GOAL
Go through the lines below. Copy those with "this".

EXERCISE DATA
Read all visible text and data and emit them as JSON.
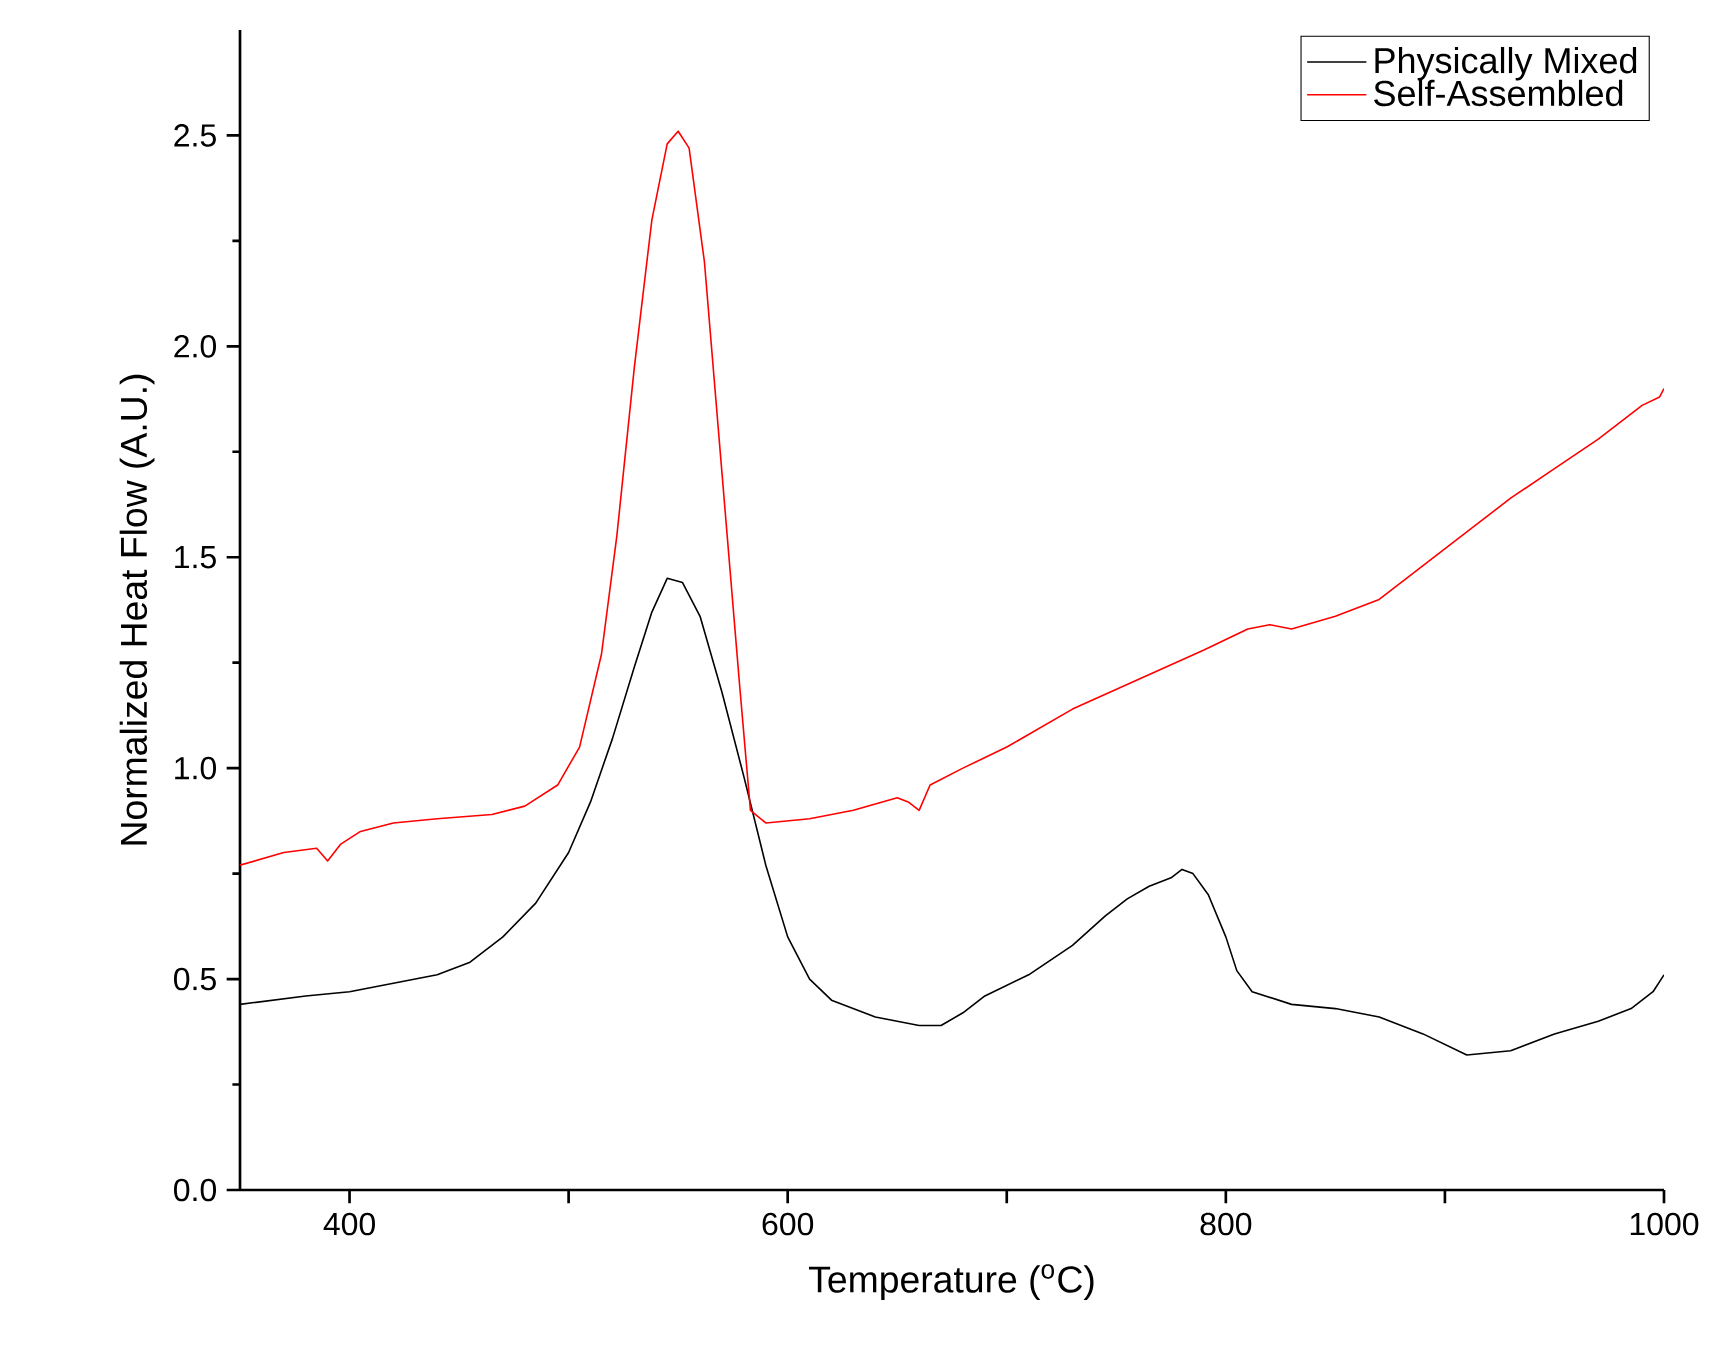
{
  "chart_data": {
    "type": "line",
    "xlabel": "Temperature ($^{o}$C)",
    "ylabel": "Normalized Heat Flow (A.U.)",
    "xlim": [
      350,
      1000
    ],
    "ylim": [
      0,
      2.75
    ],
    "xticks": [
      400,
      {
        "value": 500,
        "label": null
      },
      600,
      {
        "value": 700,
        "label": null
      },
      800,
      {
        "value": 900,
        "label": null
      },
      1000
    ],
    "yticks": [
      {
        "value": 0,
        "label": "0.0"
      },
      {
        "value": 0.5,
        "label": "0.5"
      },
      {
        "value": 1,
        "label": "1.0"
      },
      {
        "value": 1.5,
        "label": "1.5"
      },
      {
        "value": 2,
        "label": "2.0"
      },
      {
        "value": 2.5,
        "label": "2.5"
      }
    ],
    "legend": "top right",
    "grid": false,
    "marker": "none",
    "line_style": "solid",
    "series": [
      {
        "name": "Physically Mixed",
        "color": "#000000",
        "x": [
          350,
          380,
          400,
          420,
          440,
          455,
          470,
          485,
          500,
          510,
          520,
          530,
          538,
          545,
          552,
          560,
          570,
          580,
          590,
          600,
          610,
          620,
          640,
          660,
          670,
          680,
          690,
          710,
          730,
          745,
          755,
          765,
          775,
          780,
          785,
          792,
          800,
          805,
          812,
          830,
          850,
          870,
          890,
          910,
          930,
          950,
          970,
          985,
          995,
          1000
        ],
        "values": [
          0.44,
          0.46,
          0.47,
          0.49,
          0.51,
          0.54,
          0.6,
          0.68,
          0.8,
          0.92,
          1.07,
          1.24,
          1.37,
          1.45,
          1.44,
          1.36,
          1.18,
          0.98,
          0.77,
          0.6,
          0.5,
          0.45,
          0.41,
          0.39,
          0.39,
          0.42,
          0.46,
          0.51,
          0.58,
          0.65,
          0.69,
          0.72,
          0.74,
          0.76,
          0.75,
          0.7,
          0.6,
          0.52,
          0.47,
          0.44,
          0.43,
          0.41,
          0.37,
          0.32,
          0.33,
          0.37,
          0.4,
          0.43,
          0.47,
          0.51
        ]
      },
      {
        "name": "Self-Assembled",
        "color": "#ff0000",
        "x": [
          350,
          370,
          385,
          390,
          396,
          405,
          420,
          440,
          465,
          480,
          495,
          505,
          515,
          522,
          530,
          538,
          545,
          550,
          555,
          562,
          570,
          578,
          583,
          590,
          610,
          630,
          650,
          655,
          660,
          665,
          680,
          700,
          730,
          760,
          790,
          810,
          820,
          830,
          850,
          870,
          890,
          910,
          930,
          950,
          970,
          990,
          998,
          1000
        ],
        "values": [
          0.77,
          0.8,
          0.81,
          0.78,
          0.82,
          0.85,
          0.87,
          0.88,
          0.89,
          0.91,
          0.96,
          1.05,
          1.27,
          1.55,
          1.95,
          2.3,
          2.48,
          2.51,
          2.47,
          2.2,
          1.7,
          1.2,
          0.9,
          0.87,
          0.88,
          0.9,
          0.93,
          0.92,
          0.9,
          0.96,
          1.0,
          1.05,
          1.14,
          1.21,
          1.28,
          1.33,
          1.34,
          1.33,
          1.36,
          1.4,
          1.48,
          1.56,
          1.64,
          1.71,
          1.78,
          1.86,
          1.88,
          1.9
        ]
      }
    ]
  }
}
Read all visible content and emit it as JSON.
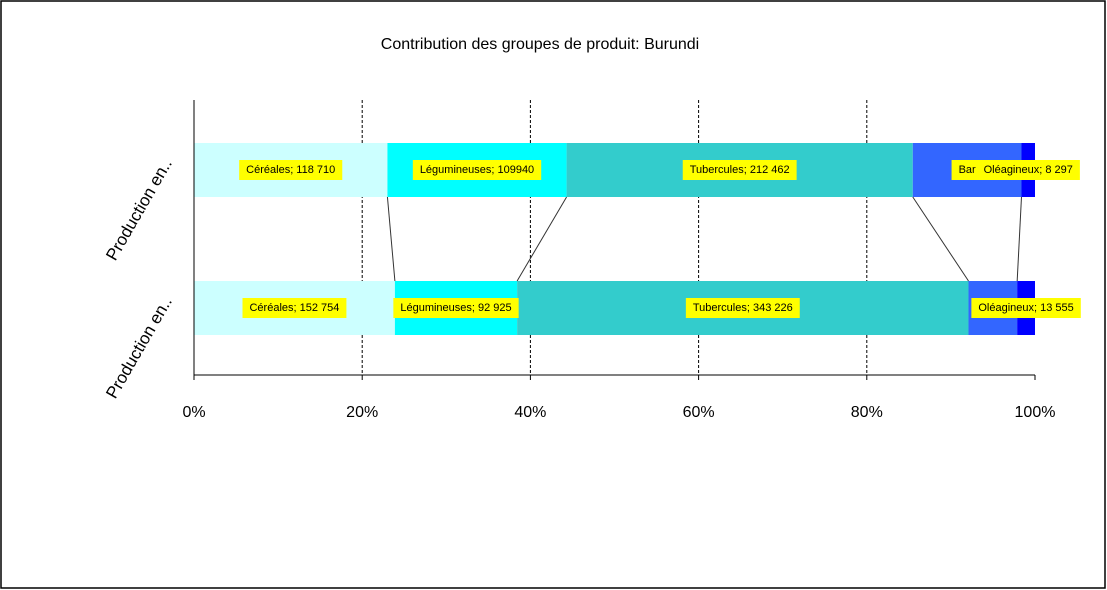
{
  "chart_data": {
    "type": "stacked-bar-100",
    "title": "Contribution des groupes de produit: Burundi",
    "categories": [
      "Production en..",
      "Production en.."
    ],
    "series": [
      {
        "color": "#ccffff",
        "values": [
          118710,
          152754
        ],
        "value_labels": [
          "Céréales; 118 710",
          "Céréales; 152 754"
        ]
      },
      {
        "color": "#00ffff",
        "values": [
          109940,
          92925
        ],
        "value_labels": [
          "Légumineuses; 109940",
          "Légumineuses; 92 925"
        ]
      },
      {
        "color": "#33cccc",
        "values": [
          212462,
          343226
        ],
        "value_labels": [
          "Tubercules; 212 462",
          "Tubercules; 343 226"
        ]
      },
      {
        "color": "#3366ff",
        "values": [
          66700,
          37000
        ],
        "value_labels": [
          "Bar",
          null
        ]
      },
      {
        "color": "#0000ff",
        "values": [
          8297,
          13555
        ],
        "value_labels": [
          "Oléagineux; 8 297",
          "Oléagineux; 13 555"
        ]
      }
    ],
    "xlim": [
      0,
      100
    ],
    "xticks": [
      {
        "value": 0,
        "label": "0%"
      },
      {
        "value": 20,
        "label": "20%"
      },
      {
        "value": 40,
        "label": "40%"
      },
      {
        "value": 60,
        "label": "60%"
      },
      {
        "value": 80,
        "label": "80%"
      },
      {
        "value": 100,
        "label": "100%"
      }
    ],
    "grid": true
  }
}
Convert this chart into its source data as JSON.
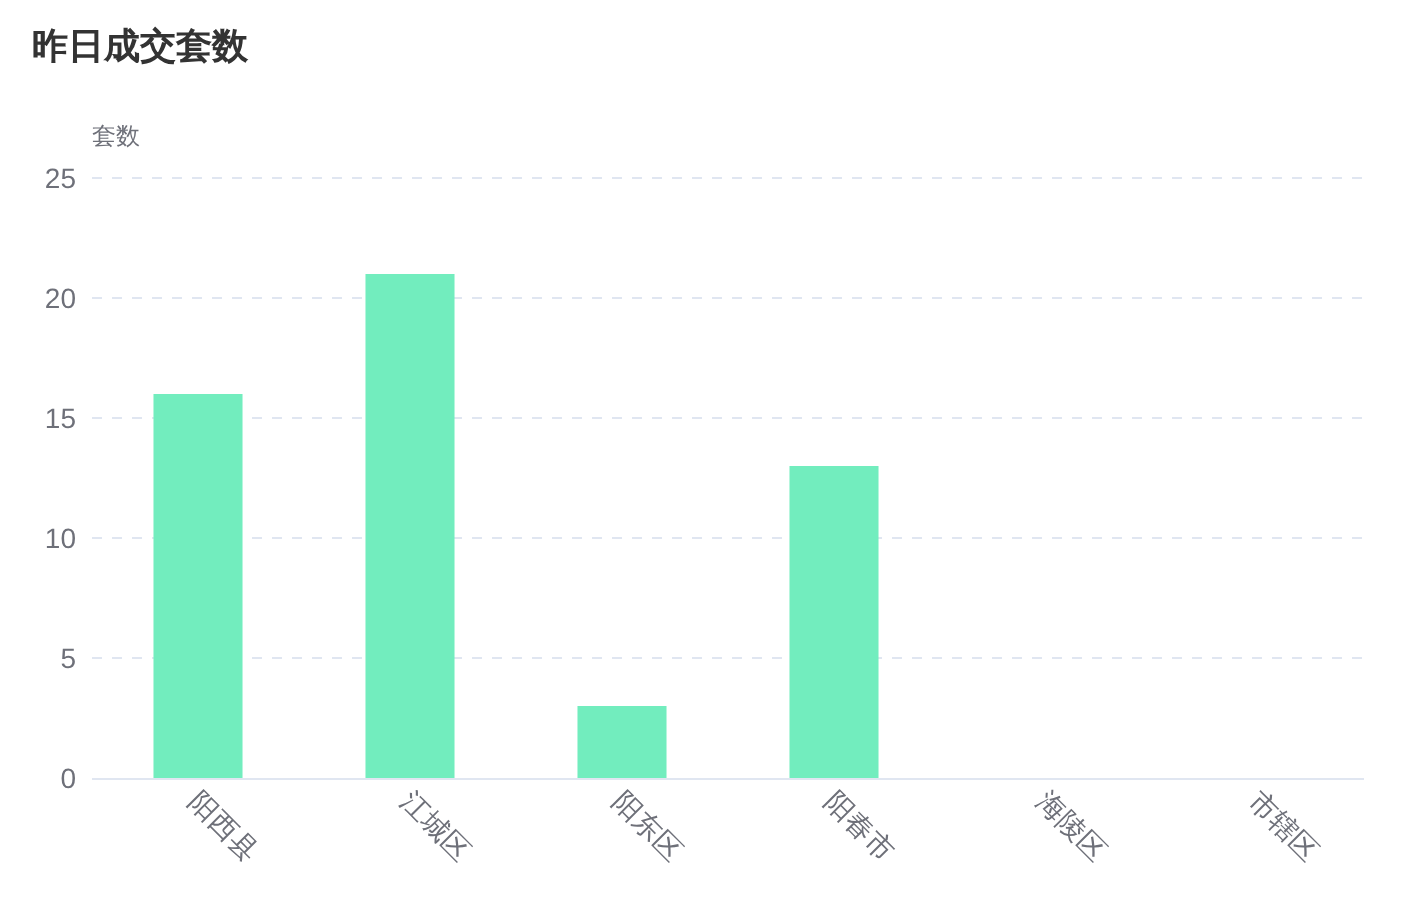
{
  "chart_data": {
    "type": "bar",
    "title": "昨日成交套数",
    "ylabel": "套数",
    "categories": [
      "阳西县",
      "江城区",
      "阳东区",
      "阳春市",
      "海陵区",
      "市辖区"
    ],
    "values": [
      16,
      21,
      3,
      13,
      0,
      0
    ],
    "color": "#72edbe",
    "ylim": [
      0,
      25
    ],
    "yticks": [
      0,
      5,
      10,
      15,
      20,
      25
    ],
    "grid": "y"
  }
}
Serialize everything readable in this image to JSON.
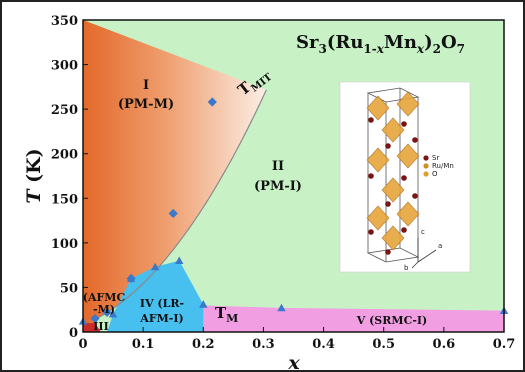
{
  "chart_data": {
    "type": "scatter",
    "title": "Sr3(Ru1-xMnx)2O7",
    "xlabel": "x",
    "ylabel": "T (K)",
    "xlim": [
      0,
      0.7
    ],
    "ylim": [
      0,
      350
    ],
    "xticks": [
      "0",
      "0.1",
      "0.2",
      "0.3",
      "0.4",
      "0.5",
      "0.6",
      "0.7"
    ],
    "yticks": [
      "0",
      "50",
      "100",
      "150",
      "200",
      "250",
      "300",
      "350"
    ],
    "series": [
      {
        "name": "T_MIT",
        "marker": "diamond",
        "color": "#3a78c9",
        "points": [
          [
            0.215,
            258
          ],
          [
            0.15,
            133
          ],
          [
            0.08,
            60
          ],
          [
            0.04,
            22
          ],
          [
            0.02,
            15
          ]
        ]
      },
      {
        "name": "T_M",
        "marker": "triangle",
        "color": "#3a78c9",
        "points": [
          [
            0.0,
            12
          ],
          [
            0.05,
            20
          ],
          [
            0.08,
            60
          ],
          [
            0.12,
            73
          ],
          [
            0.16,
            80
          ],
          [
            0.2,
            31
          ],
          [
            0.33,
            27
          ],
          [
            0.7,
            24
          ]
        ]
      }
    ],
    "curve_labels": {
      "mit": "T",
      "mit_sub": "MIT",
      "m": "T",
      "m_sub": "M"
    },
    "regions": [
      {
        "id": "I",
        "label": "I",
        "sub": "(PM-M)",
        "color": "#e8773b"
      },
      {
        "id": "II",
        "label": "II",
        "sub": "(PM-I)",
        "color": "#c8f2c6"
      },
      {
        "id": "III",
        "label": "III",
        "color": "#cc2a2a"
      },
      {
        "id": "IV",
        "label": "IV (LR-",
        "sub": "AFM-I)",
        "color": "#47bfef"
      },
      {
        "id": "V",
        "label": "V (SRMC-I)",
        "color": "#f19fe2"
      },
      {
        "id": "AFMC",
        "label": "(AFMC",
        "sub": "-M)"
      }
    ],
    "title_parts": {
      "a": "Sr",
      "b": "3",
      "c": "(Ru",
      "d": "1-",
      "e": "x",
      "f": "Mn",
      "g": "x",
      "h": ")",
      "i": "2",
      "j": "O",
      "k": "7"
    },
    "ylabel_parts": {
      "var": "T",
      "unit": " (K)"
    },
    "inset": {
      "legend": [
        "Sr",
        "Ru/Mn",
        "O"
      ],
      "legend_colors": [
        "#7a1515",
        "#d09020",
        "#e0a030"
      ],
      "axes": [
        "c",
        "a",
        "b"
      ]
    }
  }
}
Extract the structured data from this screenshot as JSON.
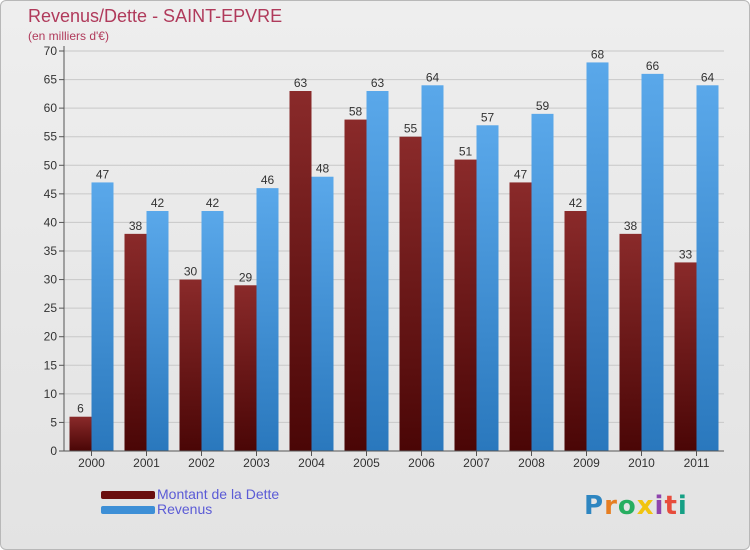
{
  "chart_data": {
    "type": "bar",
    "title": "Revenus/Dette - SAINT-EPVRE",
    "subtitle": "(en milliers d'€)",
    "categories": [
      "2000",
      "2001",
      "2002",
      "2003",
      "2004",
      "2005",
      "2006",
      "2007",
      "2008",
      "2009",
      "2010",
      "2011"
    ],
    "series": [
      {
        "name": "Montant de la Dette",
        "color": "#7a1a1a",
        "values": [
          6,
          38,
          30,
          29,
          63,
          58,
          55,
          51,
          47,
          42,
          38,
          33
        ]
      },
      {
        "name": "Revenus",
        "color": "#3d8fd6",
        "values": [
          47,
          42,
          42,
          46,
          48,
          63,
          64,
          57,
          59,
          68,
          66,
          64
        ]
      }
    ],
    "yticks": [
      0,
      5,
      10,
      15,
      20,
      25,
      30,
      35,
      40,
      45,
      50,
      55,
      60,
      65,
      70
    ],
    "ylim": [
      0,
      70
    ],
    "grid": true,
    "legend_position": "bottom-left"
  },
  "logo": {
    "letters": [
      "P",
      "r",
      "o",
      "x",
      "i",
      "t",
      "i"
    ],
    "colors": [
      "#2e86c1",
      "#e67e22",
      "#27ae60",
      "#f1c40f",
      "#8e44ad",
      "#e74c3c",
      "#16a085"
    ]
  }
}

FULL SOLUTION
Convert this chart into its source data as JSON.
Serialize everything readable in this image to JSON.
Extract the structured data from this screenshot as JSON.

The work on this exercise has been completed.